Extracted records
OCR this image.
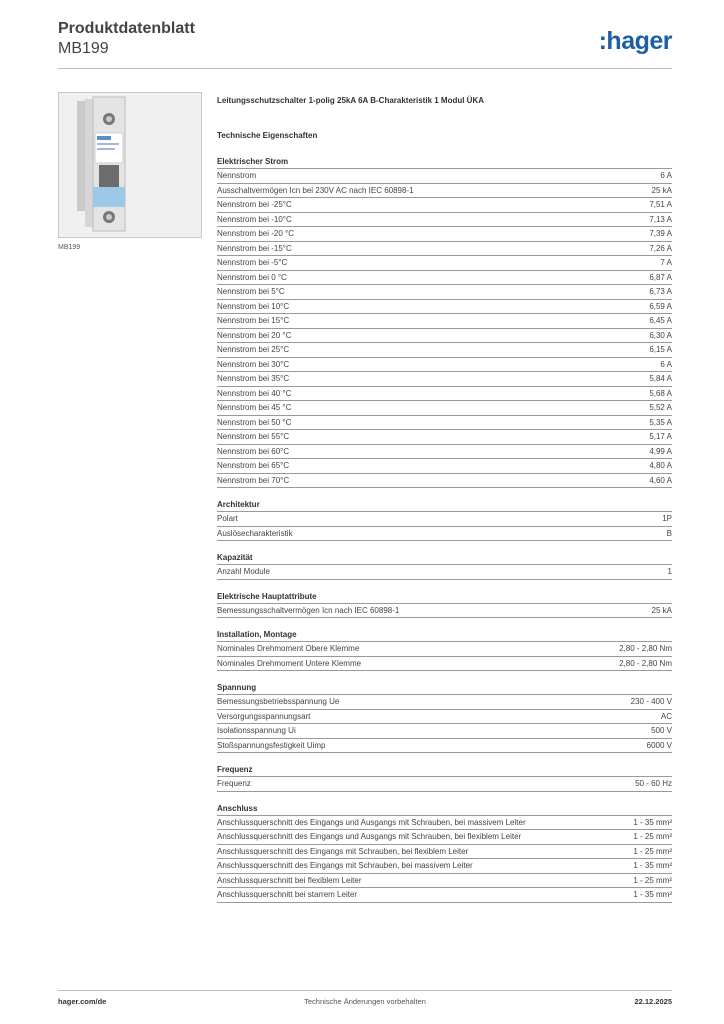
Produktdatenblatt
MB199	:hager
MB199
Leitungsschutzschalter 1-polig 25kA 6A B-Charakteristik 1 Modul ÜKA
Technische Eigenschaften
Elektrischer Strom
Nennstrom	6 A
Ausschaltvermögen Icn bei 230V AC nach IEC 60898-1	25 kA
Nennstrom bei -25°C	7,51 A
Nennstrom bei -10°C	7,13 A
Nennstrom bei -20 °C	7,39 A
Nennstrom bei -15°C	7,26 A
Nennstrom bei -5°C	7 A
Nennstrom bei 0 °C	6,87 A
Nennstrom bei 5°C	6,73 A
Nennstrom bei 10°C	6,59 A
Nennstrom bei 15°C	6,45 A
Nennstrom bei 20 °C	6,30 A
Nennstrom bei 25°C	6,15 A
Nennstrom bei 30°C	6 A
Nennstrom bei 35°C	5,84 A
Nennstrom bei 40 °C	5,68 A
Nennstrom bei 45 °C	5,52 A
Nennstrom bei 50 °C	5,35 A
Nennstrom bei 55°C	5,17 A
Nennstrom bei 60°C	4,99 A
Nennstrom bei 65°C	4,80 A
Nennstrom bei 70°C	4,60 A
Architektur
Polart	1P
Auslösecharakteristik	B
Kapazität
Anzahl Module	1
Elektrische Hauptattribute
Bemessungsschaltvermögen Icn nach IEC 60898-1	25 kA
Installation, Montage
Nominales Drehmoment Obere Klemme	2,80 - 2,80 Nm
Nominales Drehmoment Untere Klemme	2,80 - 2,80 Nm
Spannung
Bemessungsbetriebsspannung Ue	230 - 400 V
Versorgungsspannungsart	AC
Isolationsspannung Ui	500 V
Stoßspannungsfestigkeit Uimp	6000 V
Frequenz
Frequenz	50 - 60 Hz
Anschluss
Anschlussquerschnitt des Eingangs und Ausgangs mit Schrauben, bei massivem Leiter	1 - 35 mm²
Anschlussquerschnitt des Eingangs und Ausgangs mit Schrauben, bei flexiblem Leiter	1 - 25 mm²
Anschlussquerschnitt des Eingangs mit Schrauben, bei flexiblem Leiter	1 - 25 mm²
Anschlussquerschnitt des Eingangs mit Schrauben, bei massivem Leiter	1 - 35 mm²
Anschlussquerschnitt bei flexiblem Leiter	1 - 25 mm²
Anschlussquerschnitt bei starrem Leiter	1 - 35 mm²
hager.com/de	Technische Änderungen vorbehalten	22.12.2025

WHAT IS ASKED: Omit every picture while copying the listing above exactly.

REPLY TO THE TASK:
OCR this image.
Produktdatenblatt
MB199	:hager
MB199
Leitungsschutzschalter 1-polig 25kA 6A B-Charakteristik 1 Modul ÜKA
Technische Eigenschaften
Elektrischer Strom
Nennstrom	6 A
Ausschaltvermögen Icn bei 230V AC nach IEC 60898-1	25 kA
Nennstrom bei -25°C	7,51 A
Nennstrom bei -10°C	7,13 A
Nennstrom bei -20 °C	7,39 A
Nennstrom bei -15°C	7,26 A
Nennstrom bei -5°C	7 A
Nennstrom bei 0 °C	6,87 A
Nennstrom bei 5°C	6,73 A
Nennstrom bei 10°C	6,59 A
Nennstrom bei 15°C	6,45 A
Nennstrom bei 20 °C	6,30 A
Nennstrom bei 25°C	6,15 A
Nennstrom bei 30°C	6 A
Nennstrom bei 35°C	5,84 A
Nennstrom bei 40 °C	5,68 A
Nennstrom bei 45 °C	5,52 A
Nennstrom bei 50 °C	5,35 A
Nennstrom bei 55°C	5,17 A
Nennstrom bei 60°C	4,99 A
Nennstrom bei 65°C	4,80 A
Nennstrom bei 70°C	4,60 A
Architektur
Polart	1P
Auslösecharakteristik	B
Kapazität
Anzahl Module	1
Elektrische Hauptattribute
Bemessungsschaltvermögen Icn nach IEC 60898-1	25 kA
Installation, Montage
Nominales Drehmoment Obere Klemme	2,80 - 2,80 Nm
Nominales Drehmoment Untere Klemme	2,80 - 2,80 Nm
Spannung
Bemessungsbetriebsspannung Ue	230 - 400 V
Versorgungsspannungsart	AC
Isolationsspannung Ui	500 V
Stoßspannungsfestigkeit Uimp	6000 V
Frequenz
Frequenz	50 - 60 Hz
Anschluss
Anschlussquerschnitt des Eingangs und Ausgangs mit Schrauben, bei massivem Leiter	1 - 35 mm²
Anschlussquerschnitt des Eingangs und Ausgangs mit Schrauben, bei flexiblem Leiter	1 - 25 mm²
Anschlussquerschnitt des Eingangs mit Schrauben, bei flexiblem Leiter	1 - 25 mm²
Anschlussquerschnitt des Eingangs mit Schrauben, bei massivem Leiter	1 - 35 mm²
Anschlussquerschnitt bei flexiblem Leiter	1 - 25 mm²
Anschlussquerschnitt bei starrem Leiter	1 - 35 mm²
hager.com/de	Technische Änderungen vorbehalten	22.12.2025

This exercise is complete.